• Task
Look through the lines below and extract each one that contains "HDMI".

• Dataset entries
>> start

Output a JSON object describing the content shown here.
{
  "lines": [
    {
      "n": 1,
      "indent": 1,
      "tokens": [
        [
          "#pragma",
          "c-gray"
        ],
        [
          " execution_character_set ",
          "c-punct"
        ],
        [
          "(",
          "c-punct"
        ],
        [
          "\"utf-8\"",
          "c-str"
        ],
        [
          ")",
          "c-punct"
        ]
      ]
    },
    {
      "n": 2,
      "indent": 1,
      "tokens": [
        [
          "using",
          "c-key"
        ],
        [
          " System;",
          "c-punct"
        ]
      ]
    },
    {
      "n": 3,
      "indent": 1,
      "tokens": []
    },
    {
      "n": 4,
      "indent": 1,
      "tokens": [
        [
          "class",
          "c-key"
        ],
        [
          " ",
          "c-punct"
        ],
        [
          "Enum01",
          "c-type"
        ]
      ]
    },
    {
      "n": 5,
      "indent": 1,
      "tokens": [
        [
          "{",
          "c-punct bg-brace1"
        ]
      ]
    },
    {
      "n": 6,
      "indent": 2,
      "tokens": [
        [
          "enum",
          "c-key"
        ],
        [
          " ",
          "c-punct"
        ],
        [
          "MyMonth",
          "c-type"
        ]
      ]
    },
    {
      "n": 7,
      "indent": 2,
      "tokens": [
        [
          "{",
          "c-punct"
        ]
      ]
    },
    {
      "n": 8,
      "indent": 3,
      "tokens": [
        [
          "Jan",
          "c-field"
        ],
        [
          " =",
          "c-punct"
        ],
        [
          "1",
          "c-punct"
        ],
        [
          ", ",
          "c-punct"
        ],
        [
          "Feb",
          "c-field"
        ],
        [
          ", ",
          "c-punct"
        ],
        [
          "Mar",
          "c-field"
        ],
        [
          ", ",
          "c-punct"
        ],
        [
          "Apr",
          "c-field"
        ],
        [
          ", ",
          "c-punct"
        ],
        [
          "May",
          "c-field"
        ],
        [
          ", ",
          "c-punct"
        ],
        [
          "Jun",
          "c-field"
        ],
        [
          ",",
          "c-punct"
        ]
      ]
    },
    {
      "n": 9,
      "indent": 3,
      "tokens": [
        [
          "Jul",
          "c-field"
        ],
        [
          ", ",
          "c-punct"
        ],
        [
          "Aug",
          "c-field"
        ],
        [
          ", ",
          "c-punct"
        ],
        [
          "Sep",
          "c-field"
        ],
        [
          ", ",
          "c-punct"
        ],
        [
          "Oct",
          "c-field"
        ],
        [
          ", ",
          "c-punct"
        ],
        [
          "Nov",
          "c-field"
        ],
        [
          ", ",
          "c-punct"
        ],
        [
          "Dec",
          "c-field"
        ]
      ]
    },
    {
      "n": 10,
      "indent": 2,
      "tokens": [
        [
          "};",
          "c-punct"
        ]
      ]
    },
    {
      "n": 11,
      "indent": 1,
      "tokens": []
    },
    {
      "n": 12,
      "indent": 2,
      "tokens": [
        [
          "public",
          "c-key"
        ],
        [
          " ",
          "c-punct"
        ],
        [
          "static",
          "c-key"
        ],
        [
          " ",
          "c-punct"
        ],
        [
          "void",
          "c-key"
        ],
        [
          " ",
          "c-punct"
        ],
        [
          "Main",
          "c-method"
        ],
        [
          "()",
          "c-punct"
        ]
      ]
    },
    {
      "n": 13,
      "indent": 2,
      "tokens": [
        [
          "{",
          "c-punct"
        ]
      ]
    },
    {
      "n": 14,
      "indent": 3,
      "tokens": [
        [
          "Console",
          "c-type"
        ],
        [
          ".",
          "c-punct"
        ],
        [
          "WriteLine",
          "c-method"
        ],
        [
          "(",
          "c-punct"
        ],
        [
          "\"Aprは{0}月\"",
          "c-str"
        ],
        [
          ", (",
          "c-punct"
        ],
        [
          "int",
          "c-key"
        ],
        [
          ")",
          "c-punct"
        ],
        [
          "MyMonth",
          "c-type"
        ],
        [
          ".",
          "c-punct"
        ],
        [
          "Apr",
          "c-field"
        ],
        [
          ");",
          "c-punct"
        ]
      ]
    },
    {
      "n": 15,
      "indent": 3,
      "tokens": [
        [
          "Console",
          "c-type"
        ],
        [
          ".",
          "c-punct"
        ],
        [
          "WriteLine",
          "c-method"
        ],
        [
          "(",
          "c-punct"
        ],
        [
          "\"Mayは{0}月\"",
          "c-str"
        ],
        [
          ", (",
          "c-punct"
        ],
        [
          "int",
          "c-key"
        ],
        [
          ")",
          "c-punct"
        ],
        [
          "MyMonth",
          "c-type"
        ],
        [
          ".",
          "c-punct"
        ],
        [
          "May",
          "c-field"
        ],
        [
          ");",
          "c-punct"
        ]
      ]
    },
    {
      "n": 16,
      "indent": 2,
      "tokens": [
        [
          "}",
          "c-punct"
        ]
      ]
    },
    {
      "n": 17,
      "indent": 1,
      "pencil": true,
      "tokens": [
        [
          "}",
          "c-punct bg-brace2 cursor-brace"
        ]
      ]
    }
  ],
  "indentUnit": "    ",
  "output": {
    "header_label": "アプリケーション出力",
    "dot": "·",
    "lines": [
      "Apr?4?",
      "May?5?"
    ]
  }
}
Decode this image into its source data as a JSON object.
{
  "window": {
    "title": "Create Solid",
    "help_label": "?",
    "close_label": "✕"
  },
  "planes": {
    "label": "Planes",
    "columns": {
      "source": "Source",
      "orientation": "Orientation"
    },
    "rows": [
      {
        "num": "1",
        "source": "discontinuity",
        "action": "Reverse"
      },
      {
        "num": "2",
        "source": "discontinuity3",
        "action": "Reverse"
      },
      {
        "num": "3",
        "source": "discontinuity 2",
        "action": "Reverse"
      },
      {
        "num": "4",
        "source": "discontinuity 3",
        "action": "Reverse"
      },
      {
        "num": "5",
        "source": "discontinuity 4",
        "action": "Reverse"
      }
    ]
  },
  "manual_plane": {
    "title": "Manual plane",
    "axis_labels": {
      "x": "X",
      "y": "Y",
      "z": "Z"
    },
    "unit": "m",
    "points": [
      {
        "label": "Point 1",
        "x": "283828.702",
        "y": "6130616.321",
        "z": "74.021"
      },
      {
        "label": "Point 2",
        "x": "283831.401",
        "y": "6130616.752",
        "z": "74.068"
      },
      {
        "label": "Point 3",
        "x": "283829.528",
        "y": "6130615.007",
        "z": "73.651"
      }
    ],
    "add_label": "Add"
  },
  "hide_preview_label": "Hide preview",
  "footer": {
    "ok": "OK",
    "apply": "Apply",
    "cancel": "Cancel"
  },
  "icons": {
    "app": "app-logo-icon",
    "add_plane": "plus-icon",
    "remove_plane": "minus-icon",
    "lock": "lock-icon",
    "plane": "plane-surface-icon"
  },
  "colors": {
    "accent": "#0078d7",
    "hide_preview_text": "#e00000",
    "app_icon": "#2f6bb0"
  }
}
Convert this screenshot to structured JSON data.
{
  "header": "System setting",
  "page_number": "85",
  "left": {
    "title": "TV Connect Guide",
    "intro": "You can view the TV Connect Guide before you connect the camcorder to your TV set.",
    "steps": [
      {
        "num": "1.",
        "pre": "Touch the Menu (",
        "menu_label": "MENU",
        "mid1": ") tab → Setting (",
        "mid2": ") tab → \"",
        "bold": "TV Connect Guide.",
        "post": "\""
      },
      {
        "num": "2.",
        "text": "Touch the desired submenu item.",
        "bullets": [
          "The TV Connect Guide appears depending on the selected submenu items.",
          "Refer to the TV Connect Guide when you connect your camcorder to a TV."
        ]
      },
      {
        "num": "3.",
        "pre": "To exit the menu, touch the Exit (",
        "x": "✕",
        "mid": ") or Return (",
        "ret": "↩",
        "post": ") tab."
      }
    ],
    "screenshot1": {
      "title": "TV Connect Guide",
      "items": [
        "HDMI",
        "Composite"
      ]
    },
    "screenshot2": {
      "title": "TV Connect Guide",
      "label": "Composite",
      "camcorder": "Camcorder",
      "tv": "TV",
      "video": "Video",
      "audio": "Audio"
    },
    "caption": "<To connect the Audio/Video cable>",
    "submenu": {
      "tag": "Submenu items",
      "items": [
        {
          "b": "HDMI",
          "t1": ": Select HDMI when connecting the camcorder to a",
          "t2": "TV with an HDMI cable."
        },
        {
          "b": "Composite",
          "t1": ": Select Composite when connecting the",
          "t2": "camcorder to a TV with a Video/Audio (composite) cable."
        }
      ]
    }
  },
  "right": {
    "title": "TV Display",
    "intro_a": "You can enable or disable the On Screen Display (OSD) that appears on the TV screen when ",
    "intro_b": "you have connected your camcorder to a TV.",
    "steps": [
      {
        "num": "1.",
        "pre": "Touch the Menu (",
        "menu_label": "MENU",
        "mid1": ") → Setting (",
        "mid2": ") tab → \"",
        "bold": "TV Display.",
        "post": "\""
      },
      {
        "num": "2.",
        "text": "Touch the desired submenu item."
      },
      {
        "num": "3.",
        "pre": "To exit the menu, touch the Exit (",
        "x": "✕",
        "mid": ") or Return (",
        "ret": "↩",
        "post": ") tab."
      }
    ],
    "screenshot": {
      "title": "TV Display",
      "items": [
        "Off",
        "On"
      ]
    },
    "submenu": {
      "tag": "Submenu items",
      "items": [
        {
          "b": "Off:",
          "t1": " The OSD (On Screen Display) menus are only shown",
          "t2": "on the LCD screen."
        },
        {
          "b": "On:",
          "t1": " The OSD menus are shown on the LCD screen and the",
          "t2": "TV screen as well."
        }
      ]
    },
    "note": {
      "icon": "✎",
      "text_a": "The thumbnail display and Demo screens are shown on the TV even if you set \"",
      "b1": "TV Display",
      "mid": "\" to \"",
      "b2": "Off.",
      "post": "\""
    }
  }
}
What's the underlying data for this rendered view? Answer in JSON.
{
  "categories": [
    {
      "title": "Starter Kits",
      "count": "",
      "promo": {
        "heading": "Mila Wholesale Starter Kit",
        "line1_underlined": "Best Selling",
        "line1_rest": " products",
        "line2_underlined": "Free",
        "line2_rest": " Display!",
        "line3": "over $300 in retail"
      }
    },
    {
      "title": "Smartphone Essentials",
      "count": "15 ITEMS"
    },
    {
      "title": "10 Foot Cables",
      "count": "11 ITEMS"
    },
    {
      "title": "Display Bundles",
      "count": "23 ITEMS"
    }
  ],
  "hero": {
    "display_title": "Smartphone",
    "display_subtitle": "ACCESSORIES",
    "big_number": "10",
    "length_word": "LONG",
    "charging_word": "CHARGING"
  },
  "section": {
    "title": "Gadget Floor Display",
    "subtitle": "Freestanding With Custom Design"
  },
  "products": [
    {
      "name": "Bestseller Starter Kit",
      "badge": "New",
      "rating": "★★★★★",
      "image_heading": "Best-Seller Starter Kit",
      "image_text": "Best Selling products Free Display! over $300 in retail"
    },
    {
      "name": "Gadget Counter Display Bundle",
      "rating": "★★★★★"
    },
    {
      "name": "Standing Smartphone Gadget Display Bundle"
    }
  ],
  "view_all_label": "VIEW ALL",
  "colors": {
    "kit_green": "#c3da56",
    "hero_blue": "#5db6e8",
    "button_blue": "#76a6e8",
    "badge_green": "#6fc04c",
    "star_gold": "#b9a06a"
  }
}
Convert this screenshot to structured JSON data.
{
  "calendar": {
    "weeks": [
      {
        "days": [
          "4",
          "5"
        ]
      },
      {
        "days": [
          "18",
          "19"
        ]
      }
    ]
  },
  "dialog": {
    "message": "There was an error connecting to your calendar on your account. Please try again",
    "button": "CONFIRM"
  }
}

>> end

• Solution for this problem
        "HDMI",
          "b": "HDMI",
          "t1": ": Select HDMI when connecting the camcorder to a",
          "t2": "TV with an HDMI cable."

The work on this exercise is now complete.